— WHAT YOU NEED TO DO —
- 1) In the forum thread about the windows_crashes table, what osquery version does the log report when osquery initializes?
- 2) Write out everything in the forum thread from "If all other" down to "permissions it needs.".
- 3) Decide whether each statement agrees with the forum thread, answering yes or no and quoting the deciding words: (a) The query on windows_crashes produces output when run from the command prompt. (b) Other tables also fail when queried from ServiceNow. (c) The reply suggests the difference may come from user permissions.

Hi Team, I am trying to run a simple select query on windows_crashes table; on command prompt its giving output but I am running it from Servicenow and it gives me below error. Can anyone help here. FYI - all other tables are giving proper output. I0113 101629.751997 23860 init.cpp:357] osquery initialized [version=4.9.0] I0113 101629.755003 23860 extensions.cpp:453] Could not autoload extensions: Cannot open file for reading: \Program Files\osquery\extensions.load I0113 101629.755997 23860 init.cpp:568] An error occurred during extension manager startup: Extensions disabled I0113 101629.755997 23860 auto_constructed_tables.cpp:97] Removing stale ATC entries I0113 101630.894249 23860 sqlite_util.cpp:269] DBManager contention: opening transient SQLite database I0113 101630.911240 23860 sqlite_util.cpp:269] DBManager contention: opening transient SQLite database I0113 101630.962268 23860 dispatcher.cpp:149] Thread: 23860 requesting a stop I0113 101630.962268 23860 dispatcher.cpp:122] Thread: 23860 requesting a join I0113 101630.962268 23860 dispatcher.cpp:144] Services and threads have been cleared [ ]

If all other tables are behaving the same, then I don't see anything in the above output that would be related to the

windows_crashes

table specifically. It could be that when run one way, it is run as the Administrator, and when run another way, it doesn't have the same user permissions it needs.

— EXERCISE DATA —
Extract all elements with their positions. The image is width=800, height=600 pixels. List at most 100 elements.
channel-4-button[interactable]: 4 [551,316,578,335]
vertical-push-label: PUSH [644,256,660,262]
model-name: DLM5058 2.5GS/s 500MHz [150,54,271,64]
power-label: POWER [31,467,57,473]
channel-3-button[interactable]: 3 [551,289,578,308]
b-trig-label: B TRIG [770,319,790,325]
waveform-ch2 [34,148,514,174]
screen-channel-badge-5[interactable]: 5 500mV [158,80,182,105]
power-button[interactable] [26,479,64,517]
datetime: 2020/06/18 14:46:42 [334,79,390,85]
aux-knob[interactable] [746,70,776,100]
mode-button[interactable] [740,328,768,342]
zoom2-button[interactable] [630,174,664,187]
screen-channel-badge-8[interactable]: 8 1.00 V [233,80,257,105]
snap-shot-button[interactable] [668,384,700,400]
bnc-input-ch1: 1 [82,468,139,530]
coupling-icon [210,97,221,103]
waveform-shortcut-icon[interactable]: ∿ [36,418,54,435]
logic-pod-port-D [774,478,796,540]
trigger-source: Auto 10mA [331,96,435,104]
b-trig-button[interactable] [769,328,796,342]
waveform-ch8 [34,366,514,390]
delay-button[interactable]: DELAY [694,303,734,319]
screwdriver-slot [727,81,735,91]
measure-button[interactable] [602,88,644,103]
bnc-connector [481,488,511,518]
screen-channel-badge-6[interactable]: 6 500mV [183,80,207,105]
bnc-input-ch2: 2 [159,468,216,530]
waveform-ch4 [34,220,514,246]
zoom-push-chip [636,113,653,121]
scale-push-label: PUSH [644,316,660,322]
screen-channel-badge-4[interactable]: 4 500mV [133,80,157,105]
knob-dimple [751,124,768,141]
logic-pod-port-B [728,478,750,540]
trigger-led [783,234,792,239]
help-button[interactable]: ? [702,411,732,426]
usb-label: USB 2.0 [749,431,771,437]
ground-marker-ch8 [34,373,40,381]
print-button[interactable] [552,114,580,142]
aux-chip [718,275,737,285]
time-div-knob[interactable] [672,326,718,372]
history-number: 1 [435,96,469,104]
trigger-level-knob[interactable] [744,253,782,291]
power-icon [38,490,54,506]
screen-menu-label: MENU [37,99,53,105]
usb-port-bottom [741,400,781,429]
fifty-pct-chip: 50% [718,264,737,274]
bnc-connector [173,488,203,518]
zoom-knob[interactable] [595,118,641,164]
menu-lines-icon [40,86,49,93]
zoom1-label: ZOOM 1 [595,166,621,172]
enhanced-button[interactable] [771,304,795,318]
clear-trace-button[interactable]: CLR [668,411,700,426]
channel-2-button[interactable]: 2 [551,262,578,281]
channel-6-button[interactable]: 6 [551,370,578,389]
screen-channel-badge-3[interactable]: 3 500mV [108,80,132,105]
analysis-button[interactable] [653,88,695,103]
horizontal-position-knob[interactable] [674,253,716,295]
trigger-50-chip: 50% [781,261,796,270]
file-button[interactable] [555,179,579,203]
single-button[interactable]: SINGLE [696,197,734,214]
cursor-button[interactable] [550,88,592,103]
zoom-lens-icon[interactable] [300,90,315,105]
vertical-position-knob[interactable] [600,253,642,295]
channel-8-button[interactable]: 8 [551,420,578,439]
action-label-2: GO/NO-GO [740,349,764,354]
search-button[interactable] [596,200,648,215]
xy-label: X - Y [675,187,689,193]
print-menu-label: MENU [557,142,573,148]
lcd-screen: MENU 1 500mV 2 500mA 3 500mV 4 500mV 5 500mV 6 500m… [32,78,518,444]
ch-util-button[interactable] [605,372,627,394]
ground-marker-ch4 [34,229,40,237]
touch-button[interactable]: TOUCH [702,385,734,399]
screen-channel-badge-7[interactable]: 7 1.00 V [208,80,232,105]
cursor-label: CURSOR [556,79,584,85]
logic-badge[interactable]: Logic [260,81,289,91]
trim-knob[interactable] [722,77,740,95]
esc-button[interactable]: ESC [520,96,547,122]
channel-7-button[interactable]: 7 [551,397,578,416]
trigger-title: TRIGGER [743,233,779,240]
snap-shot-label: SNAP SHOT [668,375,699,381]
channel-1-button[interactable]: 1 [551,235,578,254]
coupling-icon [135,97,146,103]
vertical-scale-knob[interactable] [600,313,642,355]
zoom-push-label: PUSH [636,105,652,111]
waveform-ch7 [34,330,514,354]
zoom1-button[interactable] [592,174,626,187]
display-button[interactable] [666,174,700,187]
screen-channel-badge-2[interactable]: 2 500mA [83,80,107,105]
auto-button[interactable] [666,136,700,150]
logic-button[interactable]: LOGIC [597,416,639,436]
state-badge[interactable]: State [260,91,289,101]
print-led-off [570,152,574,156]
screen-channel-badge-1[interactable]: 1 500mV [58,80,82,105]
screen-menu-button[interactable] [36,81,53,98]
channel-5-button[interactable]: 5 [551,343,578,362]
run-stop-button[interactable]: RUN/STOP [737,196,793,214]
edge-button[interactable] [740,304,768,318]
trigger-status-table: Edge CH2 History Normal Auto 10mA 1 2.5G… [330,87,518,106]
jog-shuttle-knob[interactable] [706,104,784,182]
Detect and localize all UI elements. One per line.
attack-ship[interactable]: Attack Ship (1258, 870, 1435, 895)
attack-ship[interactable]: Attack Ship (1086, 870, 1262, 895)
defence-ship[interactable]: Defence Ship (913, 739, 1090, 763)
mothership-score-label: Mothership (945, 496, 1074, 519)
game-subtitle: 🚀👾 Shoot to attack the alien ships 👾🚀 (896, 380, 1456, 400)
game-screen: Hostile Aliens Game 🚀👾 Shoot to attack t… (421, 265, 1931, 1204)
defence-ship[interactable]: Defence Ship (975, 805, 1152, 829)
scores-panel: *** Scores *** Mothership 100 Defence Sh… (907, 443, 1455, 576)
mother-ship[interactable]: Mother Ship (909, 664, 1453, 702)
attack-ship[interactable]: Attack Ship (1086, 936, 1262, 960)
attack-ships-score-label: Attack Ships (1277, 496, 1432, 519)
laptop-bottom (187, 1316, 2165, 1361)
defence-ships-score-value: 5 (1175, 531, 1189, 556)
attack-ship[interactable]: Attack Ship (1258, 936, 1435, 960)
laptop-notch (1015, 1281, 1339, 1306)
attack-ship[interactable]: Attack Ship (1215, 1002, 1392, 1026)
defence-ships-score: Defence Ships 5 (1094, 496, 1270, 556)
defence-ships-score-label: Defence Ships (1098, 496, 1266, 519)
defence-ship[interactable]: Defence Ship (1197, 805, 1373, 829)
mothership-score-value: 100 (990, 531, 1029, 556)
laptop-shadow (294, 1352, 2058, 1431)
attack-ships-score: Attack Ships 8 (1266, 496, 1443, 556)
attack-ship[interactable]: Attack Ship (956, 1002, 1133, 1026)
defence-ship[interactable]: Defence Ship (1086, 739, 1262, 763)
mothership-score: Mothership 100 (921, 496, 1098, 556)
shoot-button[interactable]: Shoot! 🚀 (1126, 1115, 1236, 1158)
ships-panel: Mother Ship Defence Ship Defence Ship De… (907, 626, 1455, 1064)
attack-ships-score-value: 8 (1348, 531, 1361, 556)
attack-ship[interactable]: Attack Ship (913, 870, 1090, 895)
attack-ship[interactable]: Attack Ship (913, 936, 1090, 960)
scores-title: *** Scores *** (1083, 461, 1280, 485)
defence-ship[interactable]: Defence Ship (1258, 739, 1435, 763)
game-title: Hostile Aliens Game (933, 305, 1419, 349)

— RESPONSES —
- 1) Version 4.9.0.

- 2)
If all other tables are behaving the same, then I don't see anything in the above output that would be related to the

windows_crashes

table specifically. It could be that when run one way, it is run as the Administrator, and when run another way, it doesn't have the same user permissions it needs.

- 3)
(a) Yes: "on command prompt its giving output"
(b) No: "all other tables are giving proper output"
(c) Yes: "it doesn't have the same user permissions it needs"